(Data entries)

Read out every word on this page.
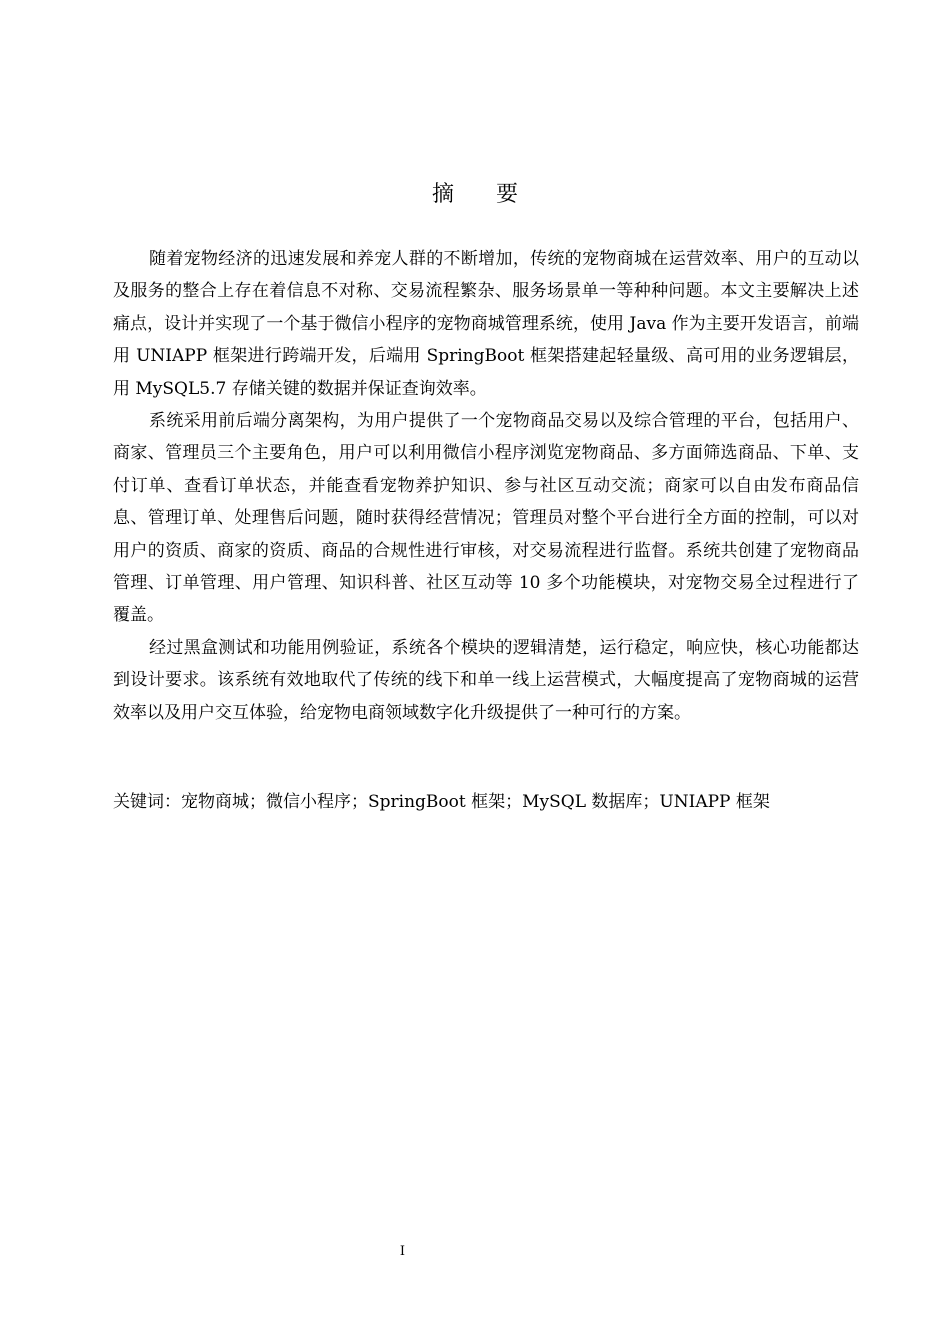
摘要

随着宠物经济的迅速发展和养宠人群的不断增加，传统的宠物商城在运营效率、用户的互动以及服务的整合上存在着信息不对称、交易流程繁杂、服务场景单一等种种问题。本文主要解决上述痛点，设计并实现了一个基于微信小程序的宠物商城管理系统，使用 Java 作为主要开发语言，前端用 UNIAPP 框架进行跨端开发，后端用 SpringBoot 框架搭建起轻量级、高可用的业务逻辑层，用 MySQL5.7 存储关键的数据并保证查询效率。

系统采用前后端分离架构，为用户提供了一个宠物商品交易以及综合管理的平台，包括用户、商家、管理员三个主要角色，用户可以利用微信小程序浏览宠物商品、多方面筛选商品、下单、支付订单、查看订单状态，并能查看宠物养护知识、参与社区互动交流；商家可以自由发布商品信息、管理订单、处理售后问题，随时获得经营情况；管理员对整个平台进行全方面的控制，可以对用户的资质、商家的资质、商品的合规性进行审核，对交易流程进行监督。系统共创建了宠物商品管理、订单管理、用户管理、知识科普、社区互动等 10 多个功能模块，对宠物交易全过程进行了覆盖。

经过黑盒测试和功能用例验证，系统各个模块的逻辑清楚，运行稳定，响应快，核心功能都达到设计要求。该系统有效地取代了传统的线下和单一线上运营模式，大幅度提高了宠物商城的运营效率以及用户交互体验，给宠物电商领域数字化升级提供了一种可行的方案。

关键词：宠物商城；微信小程序；SpringBoot 框架；MySQL 数据库；UNIAPP 框架
I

● WHAT YOU WILL DO: Write out the records above exactly as they stand, leaving out every picture.

● EXPECTED ANSWER:
Read out every word on this page.
摘要

随着宠物经济的迅速发展和养宠人群的不断增加，传统的宠物商城在运营效率、用户的互动以及服务的整合上存在着信息不对称、交易流程繁杂、服务场景单一等种种问题。本文主要解决上述痛点，设计并实现了一个基于微信小程序的宠物商城管理系统，使用 Java 作为主要开发语言，前端用 UNIAPP 框架进行跨端开发，后端用 SpringBoot 框架搭建起轻量级、高可用的业务逻辑层，用 MySQL5.7 存储关键的数据并保证查询效率。

系统采用前后端分离架构，为用户提供了一个宠物商品交易以及综合管理的平台，包括用户、商家、管理员三个主要角色，用户可以利用微信小程序浏览宠物商品、多方面筛选商品、下单、支付订单、查看订单状态，并能查看宠物养护知识、参与社区互动交流；商家可以自由发布商品信息、管理订单、处理售后问题，随时获得经营情况；管理员对整个平台进行全方面的控制，可以对用户的资质、商家的资质、商品的合规性进行审核，对交易流程进行监督。系统共创建了宠物商品管理、订单管理、用户管理、知识科普、社区互动等 10 多个功能模块，对宠物交易全过程进行了覆盖。

经过黑盒测试和功能用例验证，系统各个模块的逻辑清楚，运行稳定，响应快，核心功能都达到设计要求。该系统有效地取代了传统的线下和单一线上运营模式，大幅度提高了宠物商城的运营效率以及用户交互体验，给宠物电商领域数字化升级提供了一种可行的方案。

关键词：宠物商城；微信小程序；SpringBoot 框架；MySQL 数据库；UNIAPP 框架
I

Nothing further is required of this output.